Data entries:

-- Start --

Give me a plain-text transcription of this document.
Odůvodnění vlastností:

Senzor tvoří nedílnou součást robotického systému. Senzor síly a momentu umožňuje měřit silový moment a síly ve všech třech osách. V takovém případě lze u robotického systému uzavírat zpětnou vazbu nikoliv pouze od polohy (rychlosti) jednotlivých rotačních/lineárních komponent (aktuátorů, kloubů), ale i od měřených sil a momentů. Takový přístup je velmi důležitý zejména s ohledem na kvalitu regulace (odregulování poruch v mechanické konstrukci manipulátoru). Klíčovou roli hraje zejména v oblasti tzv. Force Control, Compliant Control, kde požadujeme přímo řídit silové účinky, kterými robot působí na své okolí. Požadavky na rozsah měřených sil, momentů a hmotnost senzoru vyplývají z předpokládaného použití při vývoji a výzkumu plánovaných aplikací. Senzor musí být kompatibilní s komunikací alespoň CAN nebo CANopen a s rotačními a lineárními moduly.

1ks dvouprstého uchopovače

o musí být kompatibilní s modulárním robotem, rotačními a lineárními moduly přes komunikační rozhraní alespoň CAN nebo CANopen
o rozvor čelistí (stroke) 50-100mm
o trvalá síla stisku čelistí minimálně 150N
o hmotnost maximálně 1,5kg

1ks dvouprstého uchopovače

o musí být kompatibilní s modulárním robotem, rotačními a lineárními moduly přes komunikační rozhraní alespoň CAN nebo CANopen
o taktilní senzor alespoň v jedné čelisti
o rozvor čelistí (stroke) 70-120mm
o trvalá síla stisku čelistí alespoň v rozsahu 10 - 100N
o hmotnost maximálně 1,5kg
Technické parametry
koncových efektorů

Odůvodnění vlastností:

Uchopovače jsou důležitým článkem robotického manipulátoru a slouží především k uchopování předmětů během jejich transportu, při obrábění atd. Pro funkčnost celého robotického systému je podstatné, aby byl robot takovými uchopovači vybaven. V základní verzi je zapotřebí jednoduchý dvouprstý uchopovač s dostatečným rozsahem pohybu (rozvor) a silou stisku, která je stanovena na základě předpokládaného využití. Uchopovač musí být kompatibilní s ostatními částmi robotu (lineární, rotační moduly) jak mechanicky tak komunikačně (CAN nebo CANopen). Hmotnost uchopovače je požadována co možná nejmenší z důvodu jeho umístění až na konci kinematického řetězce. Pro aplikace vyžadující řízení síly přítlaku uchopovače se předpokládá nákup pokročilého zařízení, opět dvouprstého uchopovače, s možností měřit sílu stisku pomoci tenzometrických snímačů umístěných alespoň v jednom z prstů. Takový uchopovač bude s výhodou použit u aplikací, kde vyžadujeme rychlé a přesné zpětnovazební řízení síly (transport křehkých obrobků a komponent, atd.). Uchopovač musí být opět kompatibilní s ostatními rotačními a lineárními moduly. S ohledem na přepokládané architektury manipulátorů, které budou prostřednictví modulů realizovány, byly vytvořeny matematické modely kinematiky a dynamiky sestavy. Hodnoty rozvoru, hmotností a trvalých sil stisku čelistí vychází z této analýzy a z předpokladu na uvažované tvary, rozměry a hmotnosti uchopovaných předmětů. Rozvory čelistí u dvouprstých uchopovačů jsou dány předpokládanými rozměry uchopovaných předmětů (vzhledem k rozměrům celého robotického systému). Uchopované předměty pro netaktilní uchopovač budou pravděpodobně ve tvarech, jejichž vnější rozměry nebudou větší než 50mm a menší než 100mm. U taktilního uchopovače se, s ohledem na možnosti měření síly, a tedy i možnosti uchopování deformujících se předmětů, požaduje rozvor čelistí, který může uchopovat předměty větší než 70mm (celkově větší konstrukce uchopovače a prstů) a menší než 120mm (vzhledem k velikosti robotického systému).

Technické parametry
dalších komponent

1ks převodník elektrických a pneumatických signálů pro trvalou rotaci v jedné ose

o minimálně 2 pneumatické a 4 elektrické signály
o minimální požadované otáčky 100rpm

-- End --
-- Start --

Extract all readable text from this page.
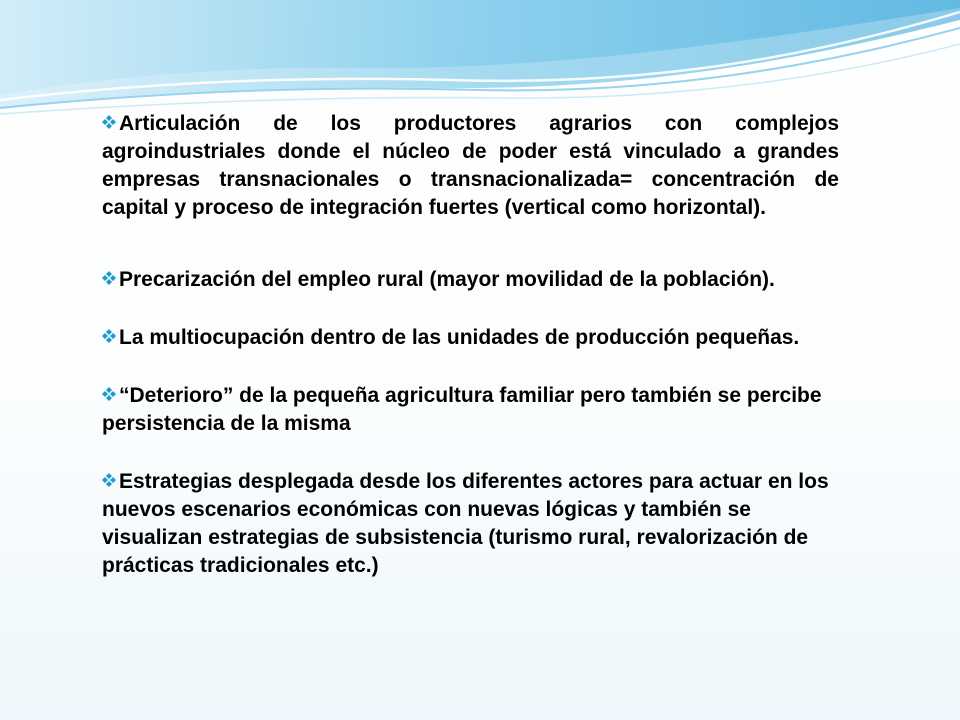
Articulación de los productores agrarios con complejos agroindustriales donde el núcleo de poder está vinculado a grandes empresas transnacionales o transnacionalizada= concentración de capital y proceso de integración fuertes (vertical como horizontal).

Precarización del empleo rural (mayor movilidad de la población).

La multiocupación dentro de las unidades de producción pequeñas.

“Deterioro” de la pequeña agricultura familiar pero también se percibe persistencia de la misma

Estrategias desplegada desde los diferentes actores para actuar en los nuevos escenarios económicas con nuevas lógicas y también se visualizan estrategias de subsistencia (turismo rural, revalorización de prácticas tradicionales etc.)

-- End --

Copy every line above that includes the string "text".

**Result for this task:**
Give me a plain-text transcription of this document.
Extract all readable text from this page.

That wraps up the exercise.